Please write out the complete listing that follows, exactly as it reads.

* begin Provided records *

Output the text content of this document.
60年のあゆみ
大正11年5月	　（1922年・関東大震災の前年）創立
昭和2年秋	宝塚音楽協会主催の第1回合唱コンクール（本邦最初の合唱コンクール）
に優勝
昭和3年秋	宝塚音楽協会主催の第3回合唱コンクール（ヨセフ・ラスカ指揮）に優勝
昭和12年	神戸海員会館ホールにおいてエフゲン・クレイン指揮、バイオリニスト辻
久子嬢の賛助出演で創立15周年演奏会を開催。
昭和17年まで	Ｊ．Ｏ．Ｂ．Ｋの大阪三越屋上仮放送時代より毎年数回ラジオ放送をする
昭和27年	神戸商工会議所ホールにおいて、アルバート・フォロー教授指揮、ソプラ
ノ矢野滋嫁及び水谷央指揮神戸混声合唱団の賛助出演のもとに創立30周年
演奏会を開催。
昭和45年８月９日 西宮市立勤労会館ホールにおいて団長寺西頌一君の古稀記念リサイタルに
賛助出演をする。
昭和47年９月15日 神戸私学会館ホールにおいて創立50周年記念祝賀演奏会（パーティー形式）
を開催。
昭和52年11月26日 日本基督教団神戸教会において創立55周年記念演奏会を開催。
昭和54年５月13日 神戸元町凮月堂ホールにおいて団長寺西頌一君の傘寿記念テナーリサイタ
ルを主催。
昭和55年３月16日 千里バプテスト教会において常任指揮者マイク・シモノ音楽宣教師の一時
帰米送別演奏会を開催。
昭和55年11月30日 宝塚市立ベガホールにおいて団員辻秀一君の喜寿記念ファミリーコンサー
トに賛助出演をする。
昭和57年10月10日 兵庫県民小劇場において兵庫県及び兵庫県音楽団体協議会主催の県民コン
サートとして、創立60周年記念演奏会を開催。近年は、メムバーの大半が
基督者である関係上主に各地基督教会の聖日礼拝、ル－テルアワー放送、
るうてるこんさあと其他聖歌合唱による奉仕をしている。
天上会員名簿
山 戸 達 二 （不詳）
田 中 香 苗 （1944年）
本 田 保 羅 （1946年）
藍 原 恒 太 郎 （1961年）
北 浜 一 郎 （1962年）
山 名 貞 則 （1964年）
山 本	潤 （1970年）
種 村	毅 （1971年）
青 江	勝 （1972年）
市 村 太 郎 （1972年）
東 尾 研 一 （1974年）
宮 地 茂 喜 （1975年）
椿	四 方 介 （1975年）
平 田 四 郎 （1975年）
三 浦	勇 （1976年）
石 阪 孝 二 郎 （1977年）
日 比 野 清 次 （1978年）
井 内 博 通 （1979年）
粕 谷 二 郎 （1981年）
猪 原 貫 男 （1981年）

* end Provided records *

* Written solution
Output the text content of this document.
60年のあゆみ
大正11年5月	　（1922年・関東大震災の前年）創立
昭和2年秋	宝塚音楽協会主催の第1回合唱コンクール（本邦最初の合唱コンクール）
に優勝
昭和3年秋	宝塚音楽協会主催の第3回合唱コンクール（ヨセフ・ラスカ指揮）に優勝
昭和12年	神戸海員会館ホールにおいてエフゲン・クレイン指揮、バイオリニスト辻
久子嬢の賛助出演で創立15周年演奏会を開催。
昭和17年まで	Ｊ．Ｏ．Ｂ．Ｋの大阪三越屋上仮放送時代より毎年数回ラジオ放送をする
昭和27年	神戸商工会議所ホールにおいて、アルバート・フォロー教授指揮、ソプラ
ノ矢野滋嫁及び水谷央指揮神戸混声合唱団の賛助出演のもとに創立30周年
演奏会を開催。
昭和45年８月９日 西宮市立勤労会館ホールにおいて団長寺西頌一君の古稀記念リサイタルに
賛助出演をする。
昭和47年９月15日 神戸私学会館ホールにおいて創立50周年記念祝賀演奏会（パーティー形式）
を開催。
昭和52年11月26日 日本基督教団神戸教会において創立55周年記念演奏会を開催。
昭和54年５月13日 神戸元町凮月堂ホールにおいて団長寺西頌一君の傘寿記念テナーリサイタ
ルを主催。
昭和55年３月16日 千里バプテスト教会において常任指揮者マイク・シモノ音楽宣教師の一時
帰米送別演奏会を開催。
昭和55年11月30日 宝塚市立ベガホールにおいて団員辻秀一君の喜寿記念ファミリーコンサー
トに賛助出演をする。
昭和57年10月10日 兵庫県民小劇場において兵庫県及び兵庫県音楽団体協議会主催の県民コン
サートとして、創立60周年記念演奏会を開催。近年は、メムバーの大半が
基督者である関係上主に各地基督教会の聖日礼拝、ル－テルアワー放送、
るうてるこんさあと其他聖歌合唱による奉仕をしている。
天上会員名簿
山 戸 達 二 （不詳）
田 中 香 苗 （1944年）
本 田 保 羅 （1946年）
藍 原 恒 太 郎 （1961年）
北 浜 一 郎 （1962年）
山 名 貞 則 （1964年）
山 本	潤 （1970年）
種 村	毅 （1971年）
青 江	勝 （1972年）
市 村 太 郎 （1972年）
東 尾 研 一 （1974年）
宮 地 茂 喜 （1975年）
椿	四 方 介 （1975年）
平 田 四 郎 （1975年）
三 浦	勇 （1976年）
石 阪 孝 二 郎 （1977年）
日 比 野 清 次 （1978年）
井 内 博 通 （1979年）
粕 谷 二 郎 （1981年）
猪 原 貫 男 （1981年）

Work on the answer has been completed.